▶ [RECORDS FOR THE TASK]:
#####

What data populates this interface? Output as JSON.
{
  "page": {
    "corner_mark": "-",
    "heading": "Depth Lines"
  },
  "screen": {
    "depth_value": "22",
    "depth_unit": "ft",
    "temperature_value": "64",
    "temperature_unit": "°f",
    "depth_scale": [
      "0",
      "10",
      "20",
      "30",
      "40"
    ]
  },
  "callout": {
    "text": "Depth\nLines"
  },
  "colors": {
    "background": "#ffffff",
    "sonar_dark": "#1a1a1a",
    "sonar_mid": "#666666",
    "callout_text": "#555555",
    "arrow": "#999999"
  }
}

#####

▶ [THE EXERCISE]:
Set down the listing in full, keeping every word exactly as it is.

▶ [TASK RESPONSE]:
What data populates this interface? Output as JSON.
{
  "page": {
    "corner_mark": "-",
    "heading": "Depth Lines"
  },
  "screen": {
    "depth_value": "22",
    "depth_unit": "ft",
    "temperature_value": "64",
    "temperature_unit": "°f",
    "depth_scale": [
      "0",
      "10",
      "20",
      "30",
      "40"
    ]
  },
  "callout": {
    "text": "Depth\nLines"
  },
  "colors": {
    "background": "#ffffff",
    "sonar_dark": "#1a1a1a",
    "sonar_mid": "#666666",
    "callout_text": "#555555",
    "arrow": "#999999"
  }
}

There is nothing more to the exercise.